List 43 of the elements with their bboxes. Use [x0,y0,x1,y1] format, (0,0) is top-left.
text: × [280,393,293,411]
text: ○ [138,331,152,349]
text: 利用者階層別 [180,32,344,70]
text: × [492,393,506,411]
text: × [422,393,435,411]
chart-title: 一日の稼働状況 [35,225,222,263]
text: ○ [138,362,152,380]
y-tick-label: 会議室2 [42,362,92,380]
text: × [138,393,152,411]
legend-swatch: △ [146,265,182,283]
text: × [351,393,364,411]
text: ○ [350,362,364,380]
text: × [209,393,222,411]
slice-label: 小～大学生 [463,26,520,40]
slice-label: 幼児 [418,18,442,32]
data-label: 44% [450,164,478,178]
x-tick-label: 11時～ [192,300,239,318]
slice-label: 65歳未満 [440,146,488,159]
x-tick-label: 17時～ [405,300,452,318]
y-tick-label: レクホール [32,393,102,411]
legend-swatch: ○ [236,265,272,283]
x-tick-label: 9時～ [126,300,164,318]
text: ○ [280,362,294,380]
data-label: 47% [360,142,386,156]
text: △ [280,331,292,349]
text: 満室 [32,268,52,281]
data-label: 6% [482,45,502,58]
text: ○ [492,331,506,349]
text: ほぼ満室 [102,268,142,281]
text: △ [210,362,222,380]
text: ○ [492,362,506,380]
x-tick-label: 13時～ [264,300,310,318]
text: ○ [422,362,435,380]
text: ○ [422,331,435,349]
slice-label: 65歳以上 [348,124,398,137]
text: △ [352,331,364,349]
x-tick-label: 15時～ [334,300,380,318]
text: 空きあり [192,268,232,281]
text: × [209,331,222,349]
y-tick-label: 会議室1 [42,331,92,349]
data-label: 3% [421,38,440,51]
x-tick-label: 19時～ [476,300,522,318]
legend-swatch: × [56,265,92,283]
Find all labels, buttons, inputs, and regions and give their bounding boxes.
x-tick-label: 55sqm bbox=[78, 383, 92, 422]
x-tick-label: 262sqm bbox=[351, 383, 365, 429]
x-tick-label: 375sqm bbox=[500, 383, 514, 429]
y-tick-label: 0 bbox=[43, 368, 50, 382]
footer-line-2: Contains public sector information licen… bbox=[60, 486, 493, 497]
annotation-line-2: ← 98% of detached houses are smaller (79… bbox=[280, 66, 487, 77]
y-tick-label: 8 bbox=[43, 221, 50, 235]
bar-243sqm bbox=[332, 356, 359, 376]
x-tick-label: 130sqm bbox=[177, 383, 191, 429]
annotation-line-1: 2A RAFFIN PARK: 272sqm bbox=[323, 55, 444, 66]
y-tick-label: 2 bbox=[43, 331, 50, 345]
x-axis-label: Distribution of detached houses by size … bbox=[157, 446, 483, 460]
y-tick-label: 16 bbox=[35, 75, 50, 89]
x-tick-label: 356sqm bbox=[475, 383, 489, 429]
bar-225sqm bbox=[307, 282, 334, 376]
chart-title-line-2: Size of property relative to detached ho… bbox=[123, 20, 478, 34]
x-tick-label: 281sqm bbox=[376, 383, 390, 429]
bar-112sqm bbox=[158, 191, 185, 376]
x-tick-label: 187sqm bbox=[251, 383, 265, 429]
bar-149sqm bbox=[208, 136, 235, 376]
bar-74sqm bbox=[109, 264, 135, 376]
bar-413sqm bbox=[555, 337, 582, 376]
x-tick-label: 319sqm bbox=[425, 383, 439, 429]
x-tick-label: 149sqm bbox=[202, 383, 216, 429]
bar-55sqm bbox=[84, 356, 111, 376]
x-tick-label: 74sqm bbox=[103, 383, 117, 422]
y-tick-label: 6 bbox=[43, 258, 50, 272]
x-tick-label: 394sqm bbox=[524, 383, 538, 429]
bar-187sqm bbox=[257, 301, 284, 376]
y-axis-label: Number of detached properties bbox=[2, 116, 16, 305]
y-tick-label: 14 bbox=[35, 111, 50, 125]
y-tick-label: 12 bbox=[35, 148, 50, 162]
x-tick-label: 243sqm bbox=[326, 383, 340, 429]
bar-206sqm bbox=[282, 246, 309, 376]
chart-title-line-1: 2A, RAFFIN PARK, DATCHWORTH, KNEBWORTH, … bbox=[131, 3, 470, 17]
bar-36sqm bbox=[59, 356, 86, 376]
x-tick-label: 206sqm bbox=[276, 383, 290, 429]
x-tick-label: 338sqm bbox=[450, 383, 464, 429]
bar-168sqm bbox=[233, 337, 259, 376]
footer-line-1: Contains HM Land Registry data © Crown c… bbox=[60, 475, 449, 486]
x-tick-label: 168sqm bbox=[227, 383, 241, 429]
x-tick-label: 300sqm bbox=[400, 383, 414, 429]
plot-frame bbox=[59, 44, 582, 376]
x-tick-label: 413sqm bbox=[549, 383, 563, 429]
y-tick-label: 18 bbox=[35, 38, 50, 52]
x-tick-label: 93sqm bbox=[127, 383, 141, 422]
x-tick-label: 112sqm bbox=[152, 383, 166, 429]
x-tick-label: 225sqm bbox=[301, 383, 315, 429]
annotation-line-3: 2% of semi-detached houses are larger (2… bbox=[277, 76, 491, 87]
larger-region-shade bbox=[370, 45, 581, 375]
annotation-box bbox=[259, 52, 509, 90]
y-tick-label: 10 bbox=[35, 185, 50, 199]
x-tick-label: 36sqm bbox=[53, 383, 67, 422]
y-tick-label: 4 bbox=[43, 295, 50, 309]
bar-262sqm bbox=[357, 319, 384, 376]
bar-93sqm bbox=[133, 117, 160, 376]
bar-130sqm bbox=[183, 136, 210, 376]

• Set problem
Please output everything from the beginning of the data down to the line containing "bar-225sqm bbox=[307, 282, 334, 376]", both ends included, as a JSON list of strings with one string per line, leaving out blank lines.

• Reply to the task
[
  "List 43 of the elements with their bboxes. Use [x0,y0,x1,y1] format, (0,0) is top-left.",
  "text: × [280,393,293,411]",
  "text: ○ [138,331,152,349]",
  "text: 利用者階層別 [180,32,344,70]",
  "text: × [492,393,506,411]",
  "text: × [422,393,435,411]",
  "chart-title: 一日の稼働状況 [35,225,222,263]",
  "text: ○ [138,362,152,380]",
  "y-tick-label: 会議室2 [42,362,92,380]",
  "text: × [138,393,152,411]",
  "legend-swatch: △ [146,265,182,283]",
  "text: × [351,393,364,411]",
  "text: ○ [350,362,364,380]",
  "text: × [209,393,222,411]",
  "slice-label: 小～大学生 [463,26,520,40]",
  "slice-label: 幼児 [418,18,442,32]",
  "data-label: 44% [450,164,478,178]",
  "x-tick-label: 11時～ [192,300,239,318]",
  "slice-label: 65歳未満 [440,146,488,159]",
  "x-tick-label: 17時～ [405,300,452,318]",
  "y-tick-label: レクホール [32,393,102,411]",
  "legend-swatch: ○ [236,265,272,283]",
  "x-tick-label: 9時～ [126,300,164,318]",
  "text: ○ [280,362,294,380]",
  "data-label: 47% [360,142,386,156]",
  "text: △ [280,331,292,349]",
  "text: 満室 [32,268,52,281]",
  "data-label: 6% [482,45,502,58]",
  "text: ○ [492,331,506,349]",
  "text: ほぼ満室 [102,268,142,281]",
  "text: △ [210,362,222,380]",
  "text: ○ [492,362,506,380]",
  "x-tick-label: 13時～ [264,300,310,318]",
  "text: ○ [422,362,435,380]",
  "text: ○ [422,331,435,349]",
  "slice-label: 65歳以上 [348,124,398,137]",
  "text: △ [352,331,364,349]",
  "x-tick-label: 15時～ [334,300,380,318]",
  "text: 空きあり [192,268,232,281]",
  "text: × [209,331,222,349]",
  "y-tick-label: 会議室1 [42,331,92,349]",
  "data-label: 3% [421,38,440,51]",
  "x-tick-label: 19時～ [476,300,522,318]",
  "legend-swatch: × [56,265,92,283]",
  "Find all labels, buttons, inputs, and regions and give their bounding boxes.",
  "x-tick-label: 55sqm bbox=[78, 383, 92, 422]",
  "x-tick-label: 262sqm bbox=[351, 383, 365, 429]",
  "x-tick-label: 375sqm bbox=[500, 383, 514, 429]",
  "y-tick-label: 0 bbox=[43, 368, 50, 382]",
  "footer-line-2: Contains public sector information licen… bbox=[60, 486, 493, 497]",
  "annotation-line-2: ← 98% of detached houses are smaller (79… bbox=[280, 66, 487, 77]",
  "y-tick-label: 8 bbox=[43, 221, 50, 235]",
  "bar-243sqm bbox=[332, 356, 359, 376]",
  "x-tick-label: 130sqm bbox=[177, 383, 191, 429]",
  "annotation-line-1: 2A RAFFIN PARK: 272sqm bbox=[323, 55, 444, 66]",
  "y-tick-label: 2 bbox=[43, 331, 50, 345]",
  "x-axis-label: Distribution of detached houses by size … bbox=[157, 446, 483, 460]",
  "y-tick-label: 16 bbox=[35, 75, 50, 89]",
  "x-tick-label: 356sqm bbox=[475, 383, 489, 429]",
  "bar-225sqm bbox=[307, 282, 334, 376]"
]